Return word for word every line of the records, starting at the line that contains "x-axis-title: MW xyxy=(434,631,478,658)" and ending at the final line of the records, both included.

──────── Supplied records

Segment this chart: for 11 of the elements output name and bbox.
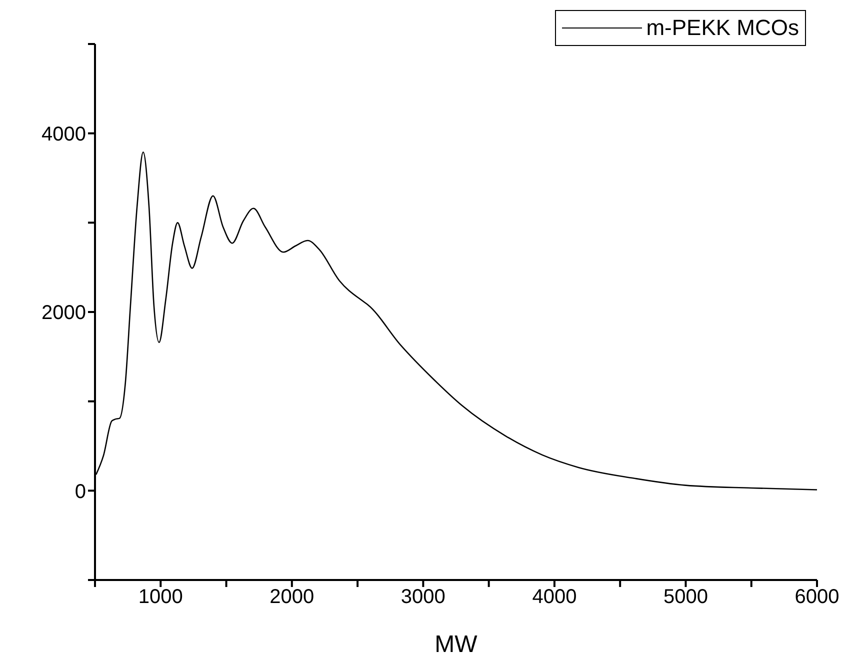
x-axis-title: MW xyxy=(434,631,478,658)
x-tick-label: 1000 xyxy=(138,586,183,608)
y-tick-label: 2000 xyxy=(42,302,86,324)
x-tick-label: 4000 xyxy=(532,586,577,608)
y-tick-label: 0 xyxy=(74,480,86,503)
y-tick-label: 4000 xyxy=(42,123,86,146)
legend-label: m-PEKK MCOs xyxy=(646,15,799,41)
x-tick-label: 2000 xyxy=(270,586,314,608)
x-tick-label: 3000 xyxy=(400,586,446,608)
x-tick-label: 5000 xyxy=(663,586,708,608)
x-tick-label: 6000 xyxy=(794,586,840,608)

────────────────

• Task solution:
x-axis-title: MW xyxy=(434,631,478,658)
x-tick-label: 1000 xyxy=(138,586,183,608)
y-tick-label: 2000 xyxy=(42,302,86,324)
x-tick-label: 4000 xyxy=(532,586,577,608)
y-tick-label: 0 xyxy=(74,480,86,503)
y-tick-label: 4000 xyxy=(42,123,86,146)
legend-label: m-PEKK MCOs xyxy=(646,15,799,41)
x-tick-label: 2000 xyxy=(270,586,314,608)
x-tick-label: 3000 xyxy=(400,586,446,608)
x-tick-label: 5000 xyxy=(663,586,708,608)
x-tick-label: 6000 xyxy=(794,586,840,608)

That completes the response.